Add OPENFAAS_LICENSE as a secret in your GitHub repository or organisation settings under Settings > Secrets and variables > Actions. The secret needs to be passed as an environment variable to the workflow step that runs the faas-cli pro plugin.
See: Using secrets in GitHub Actions
If you don't have a CLI license yet, contact your account representative at OpenFaaS to receive one.
Define an Issuer for GitHub Actions¶
First define a new JwtIssuer resource, setting the aud field to the URL of your OpenFaaS Gateway.
apiVersion: iam.openfaas.com/v1
kind: JwtIssuer
metadata:
name: token.actions.githubusercontent.com
namespace: openfaas
spec:
iss: https://token.actions.githubusercontent.com
aud:
- https://gw.example.com
tokenExpiry: 30m
Issuer for https://token.actions.githubusercontent.com
The tokenExpiry field controls how long the OpenFaaS access token is valid. A short expiry such as 30m is recommended to reduce the window in which a leaked token could be used, but it can be increased for longer-running CI jobs.
Create a Policy¶
Next, define a Policy with the least privileges required to perform the desired actions.
apiVersion: iam.openfaas.com/v1
kind: Policy
metadata:
name: dev-rw
namespace: openfaas
spec:
statement:
- sid: 1-rw-dev
action:
- Function:List
- Function:Create
- Function:Update
- Namespace:List
effect: Allow
resource: ["dev:*"]
Bind a Policy to a Role¶
Next, you need to bind the Policy to a Role.
There are around a dozen different fields available within the GitHub Actions id_token:
{
"actor": "aidansteele",
"aud": "https://github.com/aidansteele/aws-federation-github-actions",
"base_ref": "",
"event_name": "push",
"exp": 1631672856,
"head_ref": "",
"iat": 1631672556,
"iss": "https://token.actions.githubusercontent.com",
"job_workflow_ref": "aidansteele/aws-federation-github-actions/.github/workflows/test.yml@refs/heads/main",
"jti": "8ea8373e-0f9d-489d-a480-ac37deexample",
"nbf": 1631671956,
"ref": "refs/heads/main",
"ref_type": "branch",
"repository": "aidansteele/aws-federation-github-actions",
"repository_owner": "aidansteele",
"run_attempt": "1",
"run_id": "1235992580",
"run_number": "5",
"sha": "bf96275471e83ff04ce5c8eb515c04a75d43f854",
"sub": "repo:aidansteele/aws-federation-github-actions:ref:refs/heads/main",
"workflow": "CI"

• **Problems to work on**
1 – From the OpenFaaS guide, extract the passage that begins with the words "Define an Issuer" and ends after the words "longer-running CI jobs.".
2 – According to the OpenFaaS guide, which field of the JwtIssuer resource is set to the URL of the OpenFaaS Gateway?
3 – Decide whether each statement agrees with the OpenFaaS guide, and support each yes or no with a quotation from it.
(a) The OPENFAAS_LICENSE secret has to reach the faas-cli pro plugin step as an environment variable.
(b) A long token expiry is recommended to reduce the risk from a leaked token.
(c) The Policy should grant the broadest privileges available.

• **Dataset excerpts**
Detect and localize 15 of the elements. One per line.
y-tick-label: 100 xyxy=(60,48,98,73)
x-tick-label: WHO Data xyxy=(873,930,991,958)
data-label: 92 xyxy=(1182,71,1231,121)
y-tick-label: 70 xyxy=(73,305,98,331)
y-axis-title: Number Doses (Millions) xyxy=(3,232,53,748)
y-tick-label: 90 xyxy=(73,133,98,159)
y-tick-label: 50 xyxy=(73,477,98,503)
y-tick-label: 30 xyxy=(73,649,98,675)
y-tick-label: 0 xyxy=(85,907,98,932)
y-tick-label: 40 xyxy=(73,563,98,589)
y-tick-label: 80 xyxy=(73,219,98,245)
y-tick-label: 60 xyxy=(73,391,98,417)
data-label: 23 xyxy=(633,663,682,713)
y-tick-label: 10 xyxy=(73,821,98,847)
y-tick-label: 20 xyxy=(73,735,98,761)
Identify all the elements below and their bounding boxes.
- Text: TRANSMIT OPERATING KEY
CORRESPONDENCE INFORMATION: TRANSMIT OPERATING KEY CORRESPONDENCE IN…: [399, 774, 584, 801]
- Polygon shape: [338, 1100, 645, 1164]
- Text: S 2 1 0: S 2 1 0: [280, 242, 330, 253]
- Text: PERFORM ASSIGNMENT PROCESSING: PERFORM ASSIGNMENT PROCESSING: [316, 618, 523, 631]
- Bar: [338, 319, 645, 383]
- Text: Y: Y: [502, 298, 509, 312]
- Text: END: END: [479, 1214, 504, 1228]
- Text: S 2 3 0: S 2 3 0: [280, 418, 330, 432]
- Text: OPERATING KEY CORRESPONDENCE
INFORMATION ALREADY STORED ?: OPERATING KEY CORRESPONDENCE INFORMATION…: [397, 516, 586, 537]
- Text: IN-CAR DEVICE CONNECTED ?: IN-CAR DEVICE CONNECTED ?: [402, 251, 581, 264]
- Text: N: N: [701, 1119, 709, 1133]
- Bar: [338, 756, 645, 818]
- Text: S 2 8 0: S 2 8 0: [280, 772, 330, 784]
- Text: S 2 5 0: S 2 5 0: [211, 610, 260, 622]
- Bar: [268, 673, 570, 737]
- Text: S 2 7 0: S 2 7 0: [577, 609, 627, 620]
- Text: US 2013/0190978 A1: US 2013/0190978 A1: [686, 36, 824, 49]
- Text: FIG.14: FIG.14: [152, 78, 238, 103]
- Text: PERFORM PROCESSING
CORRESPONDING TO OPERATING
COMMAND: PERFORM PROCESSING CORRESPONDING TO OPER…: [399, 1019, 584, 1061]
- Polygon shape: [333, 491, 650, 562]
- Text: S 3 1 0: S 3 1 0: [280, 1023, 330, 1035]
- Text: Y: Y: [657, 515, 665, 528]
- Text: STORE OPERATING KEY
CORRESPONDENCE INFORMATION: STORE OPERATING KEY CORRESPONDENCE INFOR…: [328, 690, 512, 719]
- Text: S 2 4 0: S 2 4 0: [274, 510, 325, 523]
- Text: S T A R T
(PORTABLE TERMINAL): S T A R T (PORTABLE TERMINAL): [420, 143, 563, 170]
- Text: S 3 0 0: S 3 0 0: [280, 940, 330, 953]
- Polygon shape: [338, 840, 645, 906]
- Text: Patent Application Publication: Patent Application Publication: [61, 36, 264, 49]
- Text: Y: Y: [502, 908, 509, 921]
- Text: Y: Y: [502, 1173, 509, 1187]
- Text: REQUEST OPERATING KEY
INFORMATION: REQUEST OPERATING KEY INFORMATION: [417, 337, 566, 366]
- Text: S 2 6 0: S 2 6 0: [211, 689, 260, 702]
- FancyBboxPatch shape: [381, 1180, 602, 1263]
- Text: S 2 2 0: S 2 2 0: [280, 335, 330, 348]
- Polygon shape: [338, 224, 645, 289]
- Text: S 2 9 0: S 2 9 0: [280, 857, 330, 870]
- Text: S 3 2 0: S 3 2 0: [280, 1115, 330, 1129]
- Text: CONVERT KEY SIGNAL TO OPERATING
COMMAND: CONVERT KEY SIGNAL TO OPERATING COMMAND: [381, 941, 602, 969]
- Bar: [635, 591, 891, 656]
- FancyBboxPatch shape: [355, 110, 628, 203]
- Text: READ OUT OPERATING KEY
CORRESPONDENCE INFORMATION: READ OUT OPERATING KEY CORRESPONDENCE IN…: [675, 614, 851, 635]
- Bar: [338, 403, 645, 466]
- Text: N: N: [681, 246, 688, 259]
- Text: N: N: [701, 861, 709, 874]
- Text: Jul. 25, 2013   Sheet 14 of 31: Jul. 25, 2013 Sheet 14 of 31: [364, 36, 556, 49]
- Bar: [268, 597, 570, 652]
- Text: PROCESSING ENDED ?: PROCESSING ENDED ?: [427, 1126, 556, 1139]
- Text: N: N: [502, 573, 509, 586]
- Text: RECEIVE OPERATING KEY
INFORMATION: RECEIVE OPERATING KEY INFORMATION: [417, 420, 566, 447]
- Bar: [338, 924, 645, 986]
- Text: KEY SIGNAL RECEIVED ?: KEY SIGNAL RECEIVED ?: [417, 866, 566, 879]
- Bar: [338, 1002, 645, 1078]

• **Outputs in order**
1 –
Define an Issuer for GitHub Actions¶
First define a new JwtIssuer resource, setting the aud field to the URL of your OpenFaaS Gateway.
apiVersion: iam.openfaas.com/v1
kind: JwtIssuer
metadata:
name: token.actions.githubusercontent.com
namespace: openfaas
spec:
iss: https://token.actions.githubusercontent.com
aud:
- https://gw.example.com
tokenExpiry: 30m
Issuer for https://token.actions.githubusercontent.com
The tokenExpiry field controls how long the OpenFaaS access token is valid. A short expiry such as 30m is recommended to reduce the window in which a leaked token could be used, but it can be increased for longer-running CI jobs.

2 – The aud field.

3 –
(a) Yes: "The secret needs to be passed as an environment variable to the workflow step that runs the faas-cli pro plugin."
(b) No: "A short expiry such as 30m is recommended to reduce the window in which a leaked token could be used"
(c) No: "define a Policy with the least privileges required to perform the desired actions."